» **Stated exercise**: Copy out all the records exactly.

[Items from a data source]

## begin

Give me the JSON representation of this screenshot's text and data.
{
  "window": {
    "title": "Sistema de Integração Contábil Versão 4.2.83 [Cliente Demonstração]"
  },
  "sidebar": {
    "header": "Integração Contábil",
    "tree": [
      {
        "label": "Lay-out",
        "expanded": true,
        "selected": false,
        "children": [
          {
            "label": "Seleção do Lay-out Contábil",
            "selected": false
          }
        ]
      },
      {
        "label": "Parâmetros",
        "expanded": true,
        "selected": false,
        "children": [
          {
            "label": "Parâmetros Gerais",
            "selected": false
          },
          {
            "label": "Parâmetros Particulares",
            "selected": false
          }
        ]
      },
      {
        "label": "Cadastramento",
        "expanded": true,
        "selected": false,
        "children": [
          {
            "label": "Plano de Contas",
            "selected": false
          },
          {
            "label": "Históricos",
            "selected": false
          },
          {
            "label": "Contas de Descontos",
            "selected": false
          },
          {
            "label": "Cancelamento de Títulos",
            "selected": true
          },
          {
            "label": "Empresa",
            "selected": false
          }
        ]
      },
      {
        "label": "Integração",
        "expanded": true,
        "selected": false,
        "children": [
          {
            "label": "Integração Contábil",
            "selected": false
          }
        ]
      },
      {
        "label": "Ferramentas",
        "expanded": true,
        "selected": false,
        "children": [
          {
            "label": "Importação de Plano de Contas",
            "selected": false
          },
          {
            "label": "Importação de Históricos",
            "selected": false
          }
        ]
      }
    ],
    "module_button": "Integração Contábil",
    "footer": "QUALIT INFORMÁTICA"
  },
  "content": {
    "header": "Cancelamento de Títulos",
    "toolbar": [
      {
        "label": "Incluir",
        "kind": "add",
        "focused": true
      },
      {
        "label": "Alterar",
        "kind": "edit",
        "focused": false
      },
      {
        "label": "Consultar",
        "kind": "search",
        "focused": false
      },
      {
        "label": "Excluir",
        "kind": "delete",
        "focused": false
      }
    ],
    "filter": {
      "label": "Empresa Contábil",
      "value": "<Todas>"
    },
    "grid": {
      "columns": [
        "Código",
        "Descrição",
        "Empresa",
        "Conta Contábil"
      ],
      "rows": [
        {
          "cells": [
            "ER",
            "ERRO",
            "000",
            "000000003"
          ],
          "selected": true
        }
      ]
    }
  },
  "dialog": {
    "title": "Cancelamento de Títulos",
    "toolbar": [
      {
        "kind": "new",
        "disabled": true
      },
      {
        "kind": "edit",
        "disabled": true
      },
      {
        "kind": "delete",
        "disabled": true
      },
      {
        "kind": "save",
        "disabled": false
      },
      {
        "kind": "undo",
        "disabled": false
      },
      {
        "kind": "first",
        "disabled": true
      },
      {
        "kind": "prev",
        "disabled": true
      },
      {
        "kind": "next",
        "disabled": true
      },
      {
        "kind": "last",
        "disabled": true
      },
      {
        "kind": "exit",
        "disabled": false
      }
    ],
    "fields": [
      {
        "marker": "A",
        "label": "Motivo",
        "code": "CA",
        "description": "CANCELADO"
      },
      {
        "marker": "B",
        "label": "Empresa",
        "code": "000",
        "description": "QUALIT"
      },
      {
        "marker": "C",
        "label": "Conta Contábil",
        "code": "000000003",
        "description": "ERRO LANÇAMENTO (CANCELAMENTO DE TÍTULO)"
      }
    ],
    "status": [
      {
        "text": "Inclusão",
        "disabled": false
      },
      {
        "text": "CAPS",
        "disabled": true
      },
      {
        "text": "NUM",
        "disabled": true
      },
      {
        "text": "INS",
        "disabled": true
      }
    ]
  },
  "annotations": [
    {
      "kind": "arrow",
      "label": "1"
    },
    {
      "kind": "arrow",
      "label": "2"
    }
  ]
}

## end

» **Correct output**:
Give me the JSON representation of this screenshot's text and data.
{
  "window": {
    "title": "Sistema de Integração Contábil Versão 4.2.83 [Cliente Demonstração]"
  },
  "sidebar": {
    "header": "Integração Contábil",
    "tree": [
      {
        "label": "Lay-out",
        "expanded": true,
        "selected": false,
        "children": [
          {
            "label": "Seleção do Lay-out Contábil",
            "selected": false
          }
        ]
      },
      {
        "label": "Parâmetros",
        "expanded": true,
        "selected": false,
        "children": [
          {
            "label": "Parâmetros Gerais",
            "selected": false
          },
          {
            "label": "Parâmetros Particulares",
            "selected": false
          }
        ]
      },
      {
        "label": "Cadastramento",
        "expanded": true,
        "selected": false,
        "children": [
          {
            "label": "Plano de Contas",
            "selected": false
          },
          {
            "label": "Históricos",
            "selected": false
          },
          {
            "label": "Contas de Descontos",
            "selected": false
          },
          {
            "label": "Cancelamento de Títulos",
            "selected": true
          },
          {
            "label": "Empresa",
            "selected": false
          }
        ]
      },
      {
        "label": "Integração",
        "expanded": true,
        "selected": false,
        "children": [
          {
            "label": "Integração Contábil",
            "selected": false
          }
        ]
      },
      {
        "label": "Ferramentas",
        "expanded": true,
        "selected": false,
        "children": [
          {
            "label": "Importação de Plano de Contas",
            "selected": false
          },
          {
            "label": "Importação de Históricos",
            "selected": false
          }
        ]
      }
    ],
    "module_button": "Integração Contábil",
    "footer": "QUALIT INFORMÁTICA"
  },
  "content": {
    "header": "Cancelamento de Títulos",
    "toolbar": [
      {
        "label": "Incluir",
        "kind": "add",
        "focused": true
      },
      {
        "label": "Alterar",
        "kind": "edit",
        "focused": false
      },
      {
        "label": "Consultar",
        "kind": "search",
        "focused": false
      },
      {
        "label": "Excluir",
        "kind": "delete",
        "focused": false
      }
    ],
    "filter": {
      "label": "Empresa Contábil",
      "value": "<Todas>"
    },
    "grid": {
      "columns": [
        "Código",
        "Descrição",
        "Empresa",
        "Conta Contábil"
      ],
      "rows": [
        {
          "cells": [
            "ER",
            "ERRO",
            "000",
            "000000003"
          ],
          "selected": true
        }
      ]
    }
  },
  "dialog": {
    "title": "Cancelamento de Títulos",
    "toolbar": [
      {
        "kind": "new",
        "disabled": true
      },
      {
        "kind": "edit",
        "disabled": true
      },
      {
        "kind": "delete",
        "disabled": true
      },
      {
        "kind": "save",
        "disabled": false
      },
      {
        "kind": "undo",
        "disabled": false
      },
      {
        "kind": "first",
        "disabled": true
      },
      {
        "kind": "prev",
        "disabled": true
      },
      {
        "kind": "next",
        "disabled": true
      },
      {
        "kind": "last",
        "disabled": true
      },
      {
        "kind": "exit",
        "disabled": false
      }
    ],
    "fields": [
      {
        "marker": "A",
        "label": "Motivo",
        "code": "CA",
        "description": "CANCELADO"
      },
      {
        "marker": "B",
        "label": "Empresa",
        "code": "000",
        "description": "QUALIT"
      },
      {
        "marker": "C",
        "label": "Conta Contábil",
        "code": "000000003",
        "description": "ERRO LANÇAMENTO (CANCELAMENTO DE TÍTULO)"
      }
    ],
    "status": [
      {
        "text": "Inclusão",
        "disabled": false
      },
      {
        "text": "CAPS",
        "disabled": true
      },
      {
        "text": "NUM",
        "disabled": true
      },
      {
        "text": "INS",
        "disabled": true
      }
    ]
  },
  "annotations": [
    {
      "kind": "arrow",
      "label": "1"
    },
    {
      "kind": "arrow",
      "label": "2"
    }
  ]
}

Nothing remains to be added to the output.